Structured figure records:

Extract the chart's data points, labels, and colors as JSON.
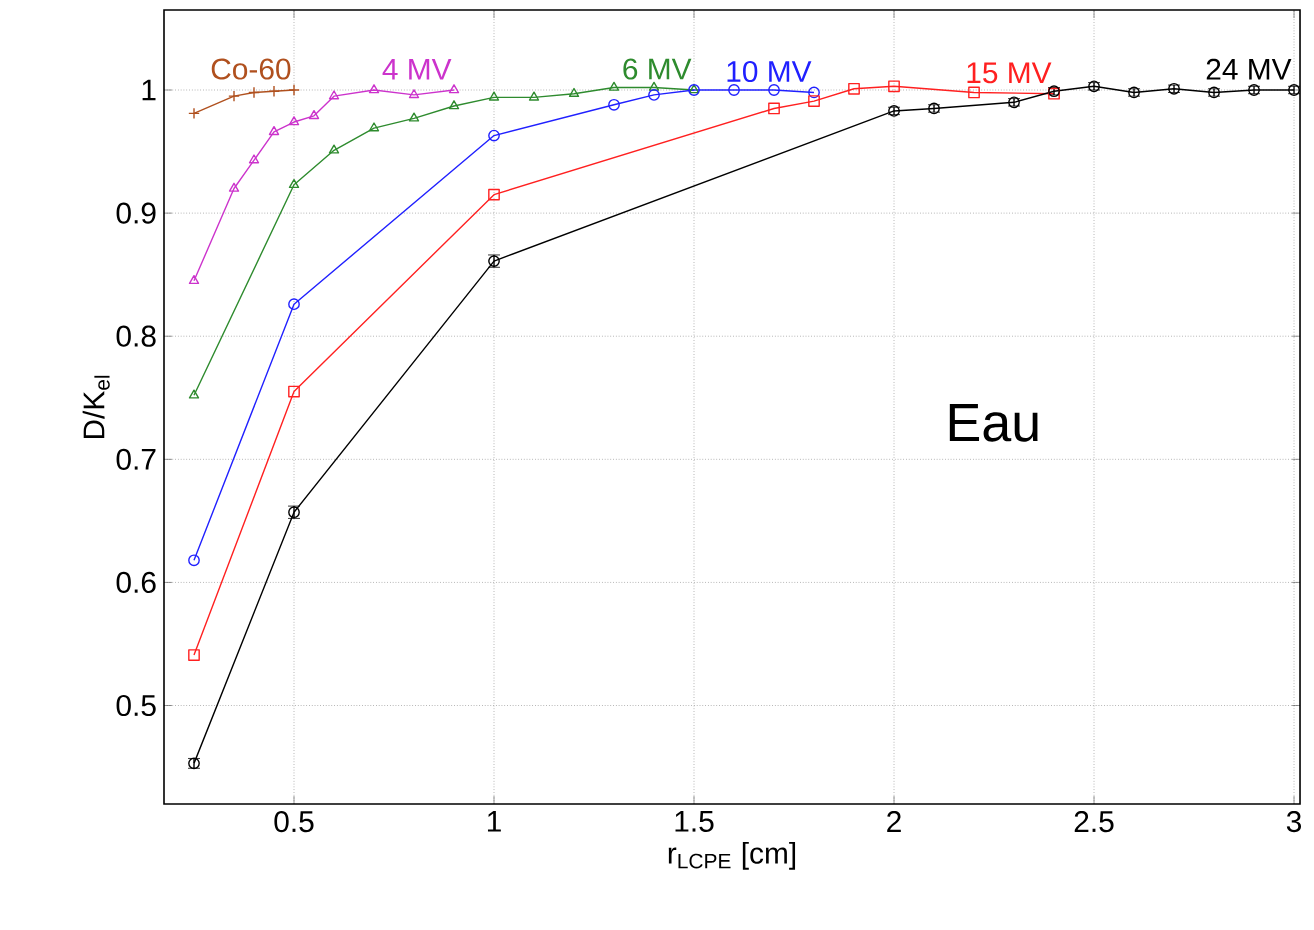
{
  "chart_data": {
    "type": "line",
    "xlabel": "r$_{LCPE}$ [cm]",
    "ylabel": "D/K$_{el}$",
    "xlim": [
      0.175,
      3.015
    ],
    "ylim": [
      0.42,
      1.065
    ],
    "xticks": [
      0.5,
      1,
      1.5,
      2,
      2.5,
      3
    ],
    "yticks": [
      0.5,
      0.6,
      0.7,
      0.8,
      0.9,
      1
    ],
    "grid": true,
    "line_style": "solid",
    "series": [
      {
        "name": "Co-60",
        "color": "#b0501e",
        "marker": "cross",
        "x": [
          0.25,
          0.35,
          0.4,
          0.45,
          0.5
        ],
        "values": [
          0.981,
          0.995,
          0.998,
          0.999,
          1.0
        ]
      },
      {
        "name": "4 MV",
        "color": "#cc33cc",
        "marker": "triangle",
        "x": [
          0.25,
          0.35,
          0.4,
          0.45,
          0.5,
          0.55,
          0.6,
          0.7,
          0.8,
          0.9
        ],
        "values": [
          0.845,
          0.92,
          0.943,
          0.966,
          0.974,
          0.979,
          0.995,
          1.0,
          0.996,
          1.0
        ]
      },
      {
        "name": "6 MV",
        "color": "#2e8b2e",
        "marker": "triangle",
        "x": [
          0.25,
          0.5,
          0.6,
          0.7,
          0.8,
          0.9,
          1.0,
          1.1,
          1.2,
          1.3,
          1.4,
          1.5
        ],
        "values": [
          0.752,
          0.923,
          0.951,
          0.969,
          0.977,
          0.987,
          0.994,
          0.994,
          0.997,
          1.002,
          1.002,
          1.0
        ]
      },
      {
        "name": "10 MV",
        "color": "#2020ff",
        "marker": "circle",
        "x": [
          0.25,
          0.5,
          1.0,
          1.3,
          1.4,
          1.5,
          1.6,
          1.7,
          1.8
        ],
        "values": [
          0.618,
          0.826,
          0.963,
          0.988,
          0.996,
          1.0,
          1.0,
          1.0,
          0.998
        ]
      },
      {
        "name": "15 MV",
        "color": "#ff2020",
        "marker": "square",
        "x": [
          0.25,
          0.5,
          1.0,
          1.7,
          1.8,
          1.9,
          2.0,
          2.2,
          2.4
        ],
        "values": [
          0.541,
          0.755,
          0.915,
          0.985,
          0.991,
          1.001,
          1.003,
          0.998,
          0.997
        ]
      },
      {
        "name": "24 MV",
        "color": "#000000",
        "marker": "circle",
        "x": [
          0.25,
          0.5,
          1.0,
          2.0,
          2.1,
          2.3,
          2.4,
          2.5,
          2.6,
          2.7,
          2.8,
          2.9,
          3.0
        ],
        "values": [
          0.453,
          0.657,
          0.861,
          0.983,
          0.985,
          0.99,
          0.999,
          1.003,
          0.998,
          1.001,
          0.998,
          1.0,
          1.0
        ],
        "errors": [
          0.004,
          0.005,
          0.005,
          0.003,
          0.003,
          0.003,
          0.003,
          0.003,
          0.003,
          0.003,
          0.003,
          0.003,
          0.003
        ]
      }
    ],
    "annotations": [
      "Eau"
    ]
  }
}
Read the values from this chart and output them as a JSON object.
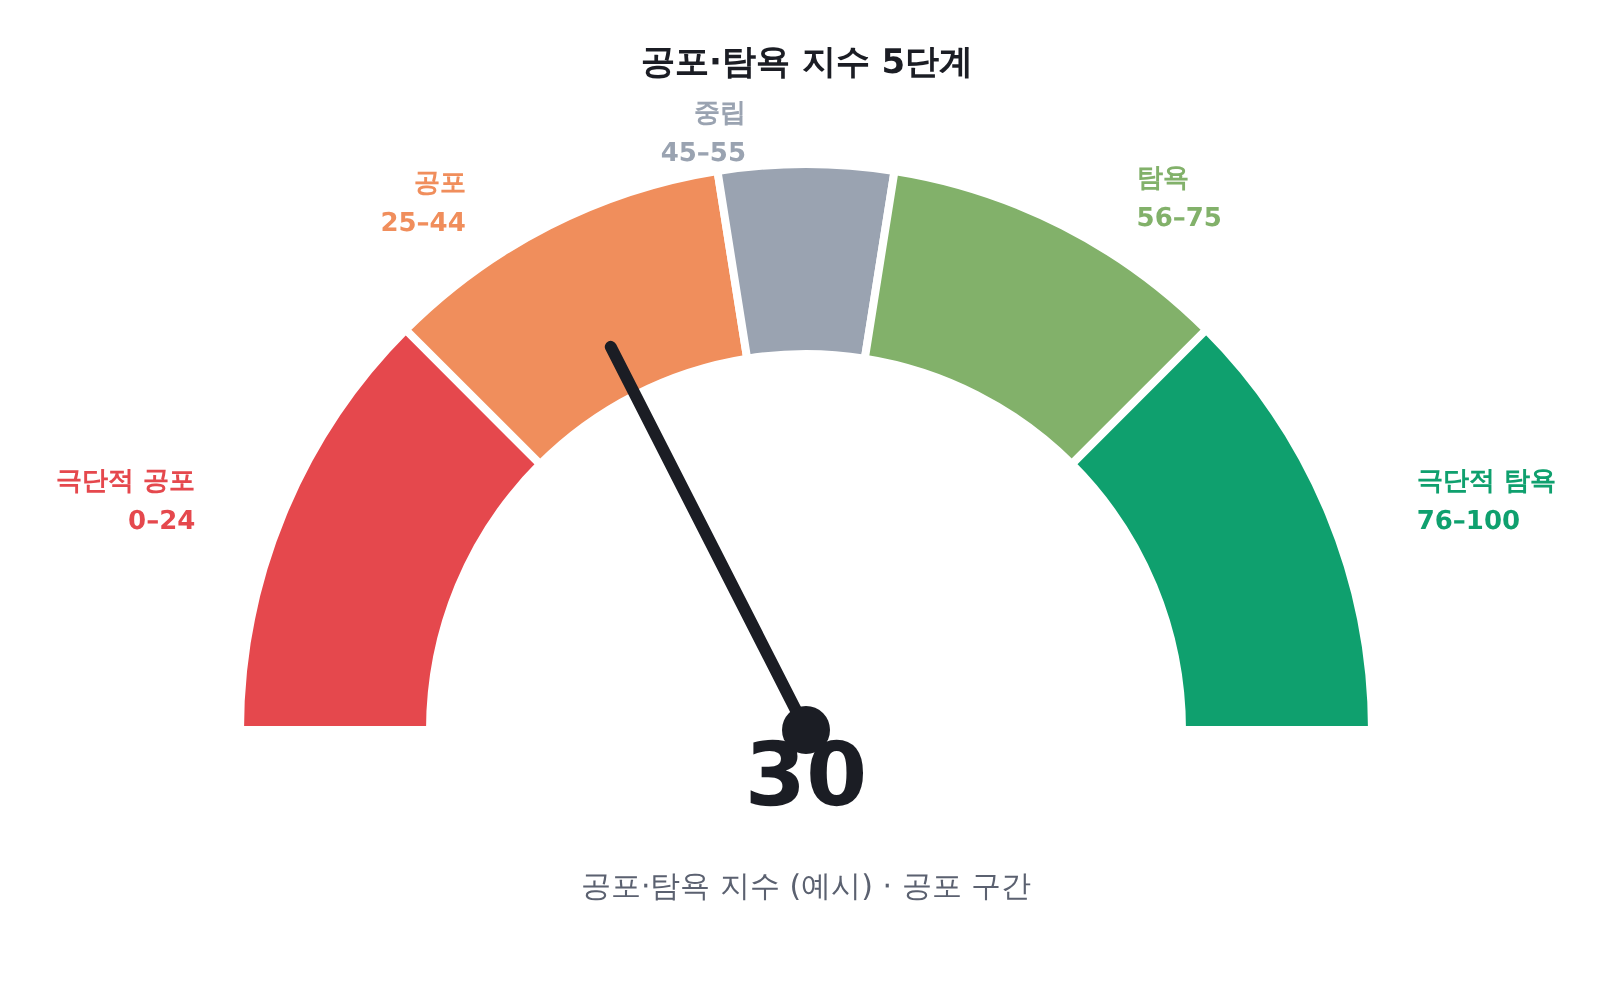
{
  "chart_data": {
    "type": "donut",
    "title": "공포·탐욕 지수 5단계",
    "categories": [
      "극단적 공포",
      "공포",
      "중립",
      "탐욕",
      "극단적 탐욕"
    ],
    "values": [
      25,
      20,
      10,
      20,
      25
    ],
    "value_labels": [
      "0–24",
      "25–44",
      "45–55",
      "56–75",
      "76–100"
    ],
    "colors": [
      "#e5484d",
      "#f08e5c",
      "#9aa3b1",
      "#82b16a",
      "#0fa06e"
    ],
    "needle": "공포",
    "annotations": [
      "30",
      "공포·탐욕 지수 (예시) · 공포 구간"
    ],
    "legend": false
  }
}
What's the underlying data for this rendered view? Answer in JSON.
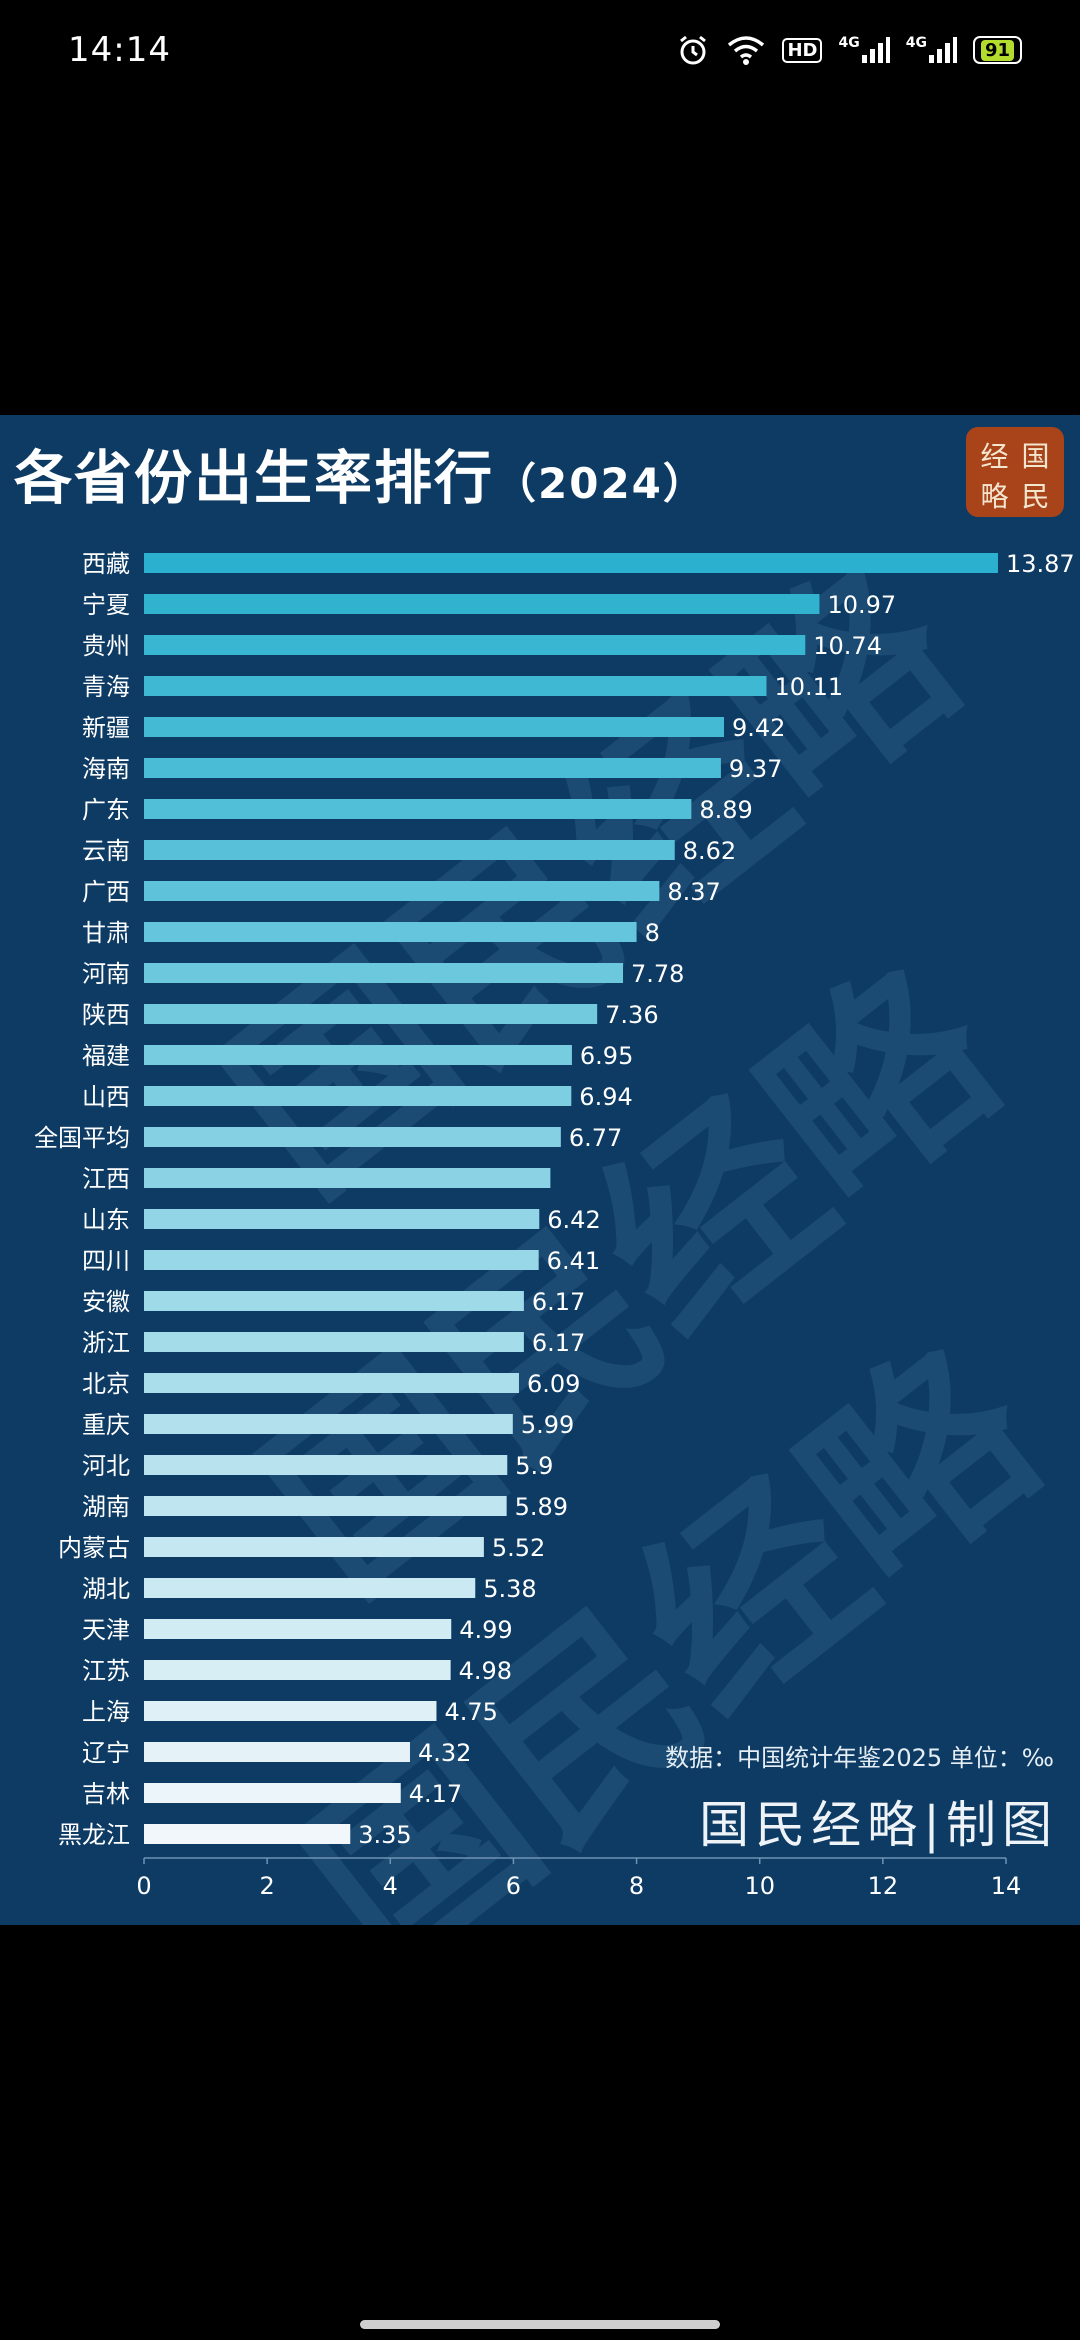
{
  "status_bar": {
    "time": "14:14",
    "net_label_1": "4G",
    "net_label_2": "4G",
    "hd_label": "HD",
    "battery": "91"
  },
  "chart": {
    "title": "各省份出生率排行",
    "year": "（2024）",
    "logo_chars": [
      "经",
      "国",
      "略",
      "民"
    ],
    "source_note": "数据：中国统计年鉴2025 单位：‰",
    "credit": "国民经略|制图",
    "watermark": [
      "国民经略",
      "国民经略",
      "国民经略"
    ],
    "bar_color_top": "#2bb1cf",
    "bar_color_bottom": "#f2f7fb"
  },
  "chart_data": {
    "type": "bar",
    "orientation": "horizontal",
    "title": "各省份出生率排行（2024）",
    "categories": [
      "西藏",
      "宁夏",
      "贵州",
      "青海",
      "新疆",
      "海南",
      "广东",
      "云南",
      "广西",
      "甘肃",
      "河南",
      "陕西",
      "福建",
      "山西",
      "全国平均",
      "江西",
      "山东",
      "四川",
      "安徽",
      "浙江",
      "北京",
      "重庆",
      "河北",
      "湖南",
      "内蒙古",
      "湖北",
      "天津",
      "江苏",
      "上海",
      "辽宁",
      "吉林",
      "黑龙江"
    ],
    "values": [
      13.87,
      10.97,
      10.74,
      10.11,
      9.42,
      9.37,
      8.89,
      8.62,
      8.37,
      8,
      7.78,
      7.36,
      6.95,
      6.94,
      6.77,
      6.6,
      6.42,
      6.41,
      6.17,
      6.17,
      6.09,
      5.99,
      5.9,
      5.89,
      5.52,
      5.38,
      4.99,
      4.98,
      4.75,
      4.32,
      4.17,
      3.35
    ],
    "value_labels": [
      "13.87",
      "10.97",
      "10.74",
      "10.11",
      "9.42",
      "9.37",
      "8.89",
      "8.62",
      "8.37",
      "8",
      "7.78",
      "7.36",
      "6.95",
      "6.94",
      "6.77",
      "",
      "6.42",
      "6.41",
      "6.17",
      "6.17",
      "6.09",
      "5.99",
      "5.9",
      "5.89",
      "5.52",
      "5.38",
      "4.99",
      "4.98",
      "4.75",
      "4.32",
      "4.17",
      "3.35"
    ],
    "xlim": [
      0,
      14
    ],
    "xticks": [
      "0",
      "2",
      "4",
      "6",
      "8",
      "10",
      "12",
      "14"
    ],
    "grid": false,
    "unit": "‰"
  }
}
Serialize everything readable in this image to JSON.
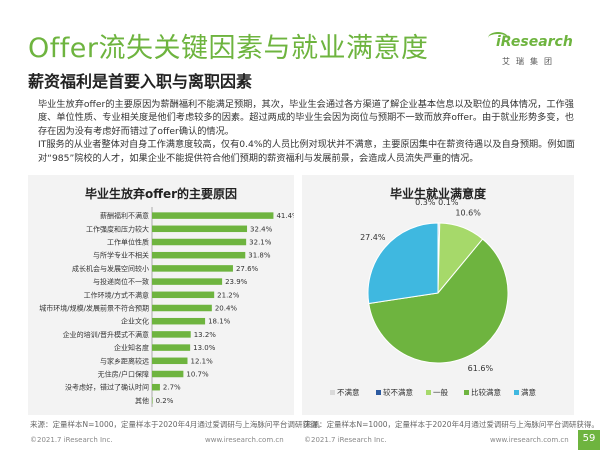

◆ **Problem to solve**
Copy out all the entries exactly. Images stay out of the copy.

◆ **Exercise solution**
Extract the chart's data points, labels, and colors as JSON.
{
  "chart_data": {
    "type": "line",
    "xlabel": "r$_{LCPE}$ [cm]",
    "ylabel": "D/K$_{el}$",
    "xlim": [
      0.175,
      3.015
    ],
    "ylim": [
      0.42,
      1.065
    ],
    "xticks": [
      0.5,
      1,
      1.5,
      2,
      2.5,
      3
    ],
    "yticks": [
      0.5,
      0.6,
      0.7,
      0.8,
      0.9,
      1
    ],
    "grid": true,
    "line_style": "solid",
    "series": [
      {
        "name": "Co-60",
        "color": "#b0501e",
        "marker": "cross",
        "x": [
          0.25,
          0.35,
          0.4,
          0.45,
          0.5
        ],
        "values": [
          0.981,
          0.995,
          0.998,
          0.999,
          1.0
        ]
      },
      {
        "name": "4 MV",
        "color": "#cc33cc",
        "marker": "triangle",
        "x": [
          0.25,
          0.35,
          0.4,
          0.45,
          0.5,
          0.55,
          0.6,
          0.7,
          0.8,
          0.9
        ],
        "values": [
          0.845,
          0.92,
          0.943,
          0.966,
          0.974,
          0.979,
          0.995,
          1.0,
          0.996,
          1.0
        ]
      },
      {
        "name": "6 MV",
        "color": "#2e8b2e",
        "marker": "triangle",
        "x": [
          0.25,
          0.5,
          0.6,
          0.7,
          0.8,
          0.9,
          1.0,
          1.1,
          1.2,
          1.3,
          1.4,
          1.5
        ],
        "values": [
          0.752,
          0.923,
          0.951,
          0.969,
          0.977,
          0.987,
          0.994,
          0.994,
          0.997,
          1.002,
          1.002,
          1.0
        ]
      },
      {
        "name": "10 MV",
        "color": "#2020ff",
        "marker": "circle",
        "x": [
          0.25,
          0.5,
          1.0,
          1.3,
          1.4,
          1.5,
          1.6,
          1.7,
          1.8
        ],
        "values": [
          0.618,
          0.826,
          0.963,
          0.988,
          0.996,
          1.0,
          1.0,
          1.0,
          0.998
        ]
      },
      {
        "name": "15 MV",
        "color": "#ff2020",
        "marker": "square",
        "x": [
          0.25,
          0.5,
          1.0,
          1.7,
          1.8,
          1.9,
          2.0,
          2.2,
          2.4
        ],
        "values": [
          0.541,
          0.755,
          0.915,
          0.985,
          0.991,
          1.001,
          1.003,
          0.998,
          0.997
        ]
      },
      {
        "name": "24 MV",
        "color": "#000000",
        "marker": "circle",
        "x": [
          0.25,
          0.5,
          1.0,
          2.0,
          2.1,
          2.3,
          2.4,
          2.5,
          2.6,
          2.7,
          2.8,
          2.9,
          3.0
        ],
        "values": [
          0.453,
          0.657,
          0.861,
          0.983,
          0.985,
          0.99,
          0.999,
          1.003,
          0.998,
          1.001,
          0.998,
          1.0,
          1.0
        ],
        "errors": [
          0.004,
          0.005,
          0.005,
          0.003,
          0.003,
          0.003,
          0.003,
          0.003,
          0.003,
          0.003,
          0.003,
          0.003,
          0.003
        ]
      }
    ],
    "annotations": [
      "Eau"
    ]
  }
}
Read the values from this chart and output them as a JSON object.
{
  "chart_data": {
    "type": "donut",
    "title": "공포·탐욕 지수 5단계",
    "categories": [
      "극단적 공포",
      "공포",
      "중립",
      "탐욕",
      "극단적 탐욕"
    ],
    "values": [
      25,
      20,
      10,
      20,
      25
    ],
    "value_labels": [
      "0–24",
      "25–44",
      "45–55",
      "56–75",
      "76–100"
    ],
    "colors": [
      "#e5484d",
      "#f08e5c",
      "#9aa3b1",
      "#82b16a",
      "#0fa06e"
    ],
    "needle": "공포",
    "annotations": [
      "30",
      "공포·탐욕 지수 (예시) · 공포 구간"
    ],
    "legend": false
  }
}
What's the underlying data for this rendered view? Answer in JSON.
{
  "status_bar": {
    "time": "14:14",
    "net_label_1": "4G",
    "net_label_2": "4G",
    "hd_label": "HD",
    "battery": "91"
  },
  "chart": {
    "title": "各省份出生率排行",
    "year": "（2024）",
    "logo_chars": [
      "经",
      "国",
      "略",
      "民"
    ],
    "source_note": "数据：中国统计年鉴2025 单位：‰",
    "credit": "国民经略|制图",
    "watermark": [
      "国民经略",
      "国民经略",
      "国民经略"
    ],
    "bar_color_top": "#2bb1cf",
    "bar_color_bottom": "#f2f7fb"
  },
  "chart_data": {
    "type": "bar",
    "orientation": "horizontal",
    "title": "各省份出生率排行（2024）",
    "categories": [
      "西藏",
      "宁夏",
      "贵州",
      "青海",
      "新疆",
      "海南",
      "广东",
      "云南",
      "广西",
      "甘肃",
      "河南",
      "陕西",
      "福建",
      "山西",
      "全国平均",
      "江西",
      "山东",
      "四川",
      "安徽",
      "浙江",
      "北京",
      "重庆",
      "河北",
      "湖南",
      "内蒙古",
      "湖北",
      "天津",
      "江苏",
      "上海",
      "辽宁",
      "吉林",
      "黑龙江"
    ],
    "values": [
      13.87,
      10.97,
      10.74,
      10.11,
      9.42,
      9.37,
      8.89,
      8.62,
      8.37,
      8,
      7.78,
      7.36,
      6.95,
      6.94,
      6.77,
      6.6,
      6.42,
      6.41,
      6.17,
      6.17,
      6.09,
      5.99,
      5.9,
      5.89,
      5.52,
      5.38,
      4.99,
      4.98,
      4.75,
      4.32,
      4.17,
      3.35
    ],
    "value_labels": [
      "13.87",
      "10.97",
      "10.74",
      "10.11",
      "9.42",
      "9.37",
      "8.89",
      "8.62",
      "8.37",
      "8",
      "7.78",
      "7.36",
      "6.95",
      "6.94",
      "6.77",
      "",
      "6.42",
      "6.41",
      "6.17",
      "6.17",
      "6.09",
      "5.99",
      "5.9",
      "5.89",
      "5.52",
      "5.38",
      "4.99",
      "4.98",
      "4.75",
      "4.32",
      "4.17",
      "3.35"
    ],
    "xlim": [
      0,
      14
    ],
    "xticks": [
      "0",
      "2",
      "4",
      "6",
      "8",
      "10",
      "12",
      "14"
    ],
    "grid": false,
    "unit": "‰"
  }
}
Serialize everything readable in this image to JSON.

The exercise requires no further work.